Extract all of the entries and give them again, word for word.

GIVEN RECORDS>

------------------------------------------------------------

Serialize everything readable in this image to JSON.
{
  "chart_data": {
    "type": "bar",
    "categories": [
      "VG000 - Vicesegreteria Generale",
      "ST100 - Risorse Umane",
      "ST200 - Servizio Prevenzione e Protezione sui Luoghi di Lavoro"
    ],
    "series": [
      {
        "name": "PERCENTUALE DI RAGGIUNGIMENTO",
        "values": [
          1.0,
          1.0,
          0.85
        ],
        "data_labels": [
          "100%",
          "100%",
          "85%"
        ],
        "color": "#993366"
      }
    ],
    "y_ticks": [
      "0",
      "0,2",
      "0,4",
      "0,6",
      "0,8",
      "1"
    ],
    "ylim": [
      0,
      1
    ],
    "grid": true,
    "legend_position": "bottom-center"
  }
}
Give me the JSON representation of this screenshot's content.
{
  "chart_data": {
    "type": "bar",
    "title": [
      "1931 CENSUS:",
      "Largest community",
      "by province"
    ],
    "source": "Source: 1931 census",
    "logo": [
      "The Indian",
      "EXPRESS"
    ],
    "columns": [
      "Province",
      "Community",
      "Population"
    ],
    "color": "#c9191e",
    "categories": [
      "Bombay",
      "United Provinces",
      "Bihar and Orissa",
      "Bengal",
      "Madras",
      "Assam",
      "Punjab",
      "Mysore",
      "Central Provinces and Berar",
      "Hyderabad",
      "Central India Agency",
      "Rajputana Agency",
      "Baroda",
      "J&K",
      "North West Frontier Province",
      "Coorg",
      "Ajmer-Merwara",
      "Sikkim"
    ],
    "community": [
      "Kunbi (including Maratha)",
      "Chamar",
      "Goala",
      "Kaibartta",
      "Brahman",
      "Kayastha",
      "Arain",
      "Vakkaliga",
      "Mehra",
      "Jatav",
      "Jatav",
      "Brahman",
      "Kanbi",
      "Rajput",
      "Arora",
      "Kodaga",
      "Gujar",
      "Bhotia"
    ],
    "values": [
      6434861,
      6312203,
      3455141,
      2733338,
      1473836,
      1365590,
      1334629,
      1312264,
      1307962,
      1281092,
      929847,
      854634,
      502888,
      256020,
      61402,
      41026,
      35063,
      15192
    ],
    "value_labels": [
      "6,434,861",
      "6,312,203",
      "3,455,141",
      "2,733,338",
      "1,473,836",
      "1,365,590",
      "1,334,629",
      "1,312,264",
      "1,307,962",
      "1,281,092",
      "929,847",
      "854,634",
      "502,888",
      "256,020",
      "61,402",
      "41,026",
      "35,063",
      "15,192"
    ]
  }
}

------------------------------------------------------------

WRITTEN REPLY>
Serialize everything readable in this image to JSON.
{
  "chart_data": {
    "type": "bar",
    "categories": [
      "VG000 - Vicesegreteria Generale",
      "ST100 - Risorse Umane",
      "ST200 - Servizio Prevenzione e Protezione sui Luoghi di Lavoro"
    ],
    "series": [
      {
        "name": "PERCENTUALE DI RAGGIUNGIMENTO",
        "values": [
          1.0,
          1.0,
          0.85
        ],
        "data_labels": [
          "100%",
          "100%",
          "85%"
        ],
        "color": "#993366"
      }
    ],
    "y_ticks": [
      "0",
      "0,2",
      "0,4",
      "0,6",
      "0,8",
      "1"
    ],
    "ylim": [
      0,
      1
    ],
    "grid": true,
    "legend_position": "bottom-center"
  }
}
Give me the JSON representation of this screenshot's content.
{
  "chart_data": {
    "type": "bar",
    "title": [
      "1931 CENSUS:",
      "Largest community",
      "by province"
    ],
    "source": "Source: 1931 census",
    "logo": [
      "The Indian",
      "EXPRESS"
    ],
    "columns": [
      "Province",
      "Community",
      "Population"
    ],
    "color": "#c9191e",
    "categories": [
      "Bombay",
      "United Provinces",
      "Bihar and Orissa",
      "Bengal",
      "Madras",
      "Assam",
      "Punjab",
      "Mysore",
      "Central Provinces and Berar",
      "Hyderabad",
      "Central India Agency",
      "Rajputana Agency",
      "Baroda",
      "J&K",
      "North West Frontier Province",
      "Coorg",
      "Ajmer-Merwara",
      "Sikkim"
    ],
    "community": [
      "Kunbi (including Maratha)",
      "Chamar",
      "Goala",
      "Kaibartta",
      "Brahman",
      "Kayastha",
      "Arain",
      "Vakkaliga",
      "Mehra",
      "Jatav",
      "Jatav",
      "Brahman",
      "Kanbi",
      "Rajput",
      "Arora",
      "Kodaga",
      "Gujar",
      "Bhotia"
    ],
    "values": [
      6434861,
      6312203,
      3455141,
      2733338,
      1473836,
      1365590,
      1334629,
      1312264,
      1307962,
      1281092,
      929847,
      854634,
      502888,
      256020,
      61402,
      41026,
      35063,
      15192
    ],
    "value_labels": [
      "6,434,861",
      "6,312,203",
      "3,455,141",
      "2,733,338",
      "1,473,836",
      "1,365,590",
      "1,334,629",
      "1,312,264",
      "1,307,962",
      "1,281,092",
      "929,847",
      "854,634",
      "502,888",
      "256,020",
      "61,402",
      "41,026",
      "35,063",
      "15,192"
    ]
  }
}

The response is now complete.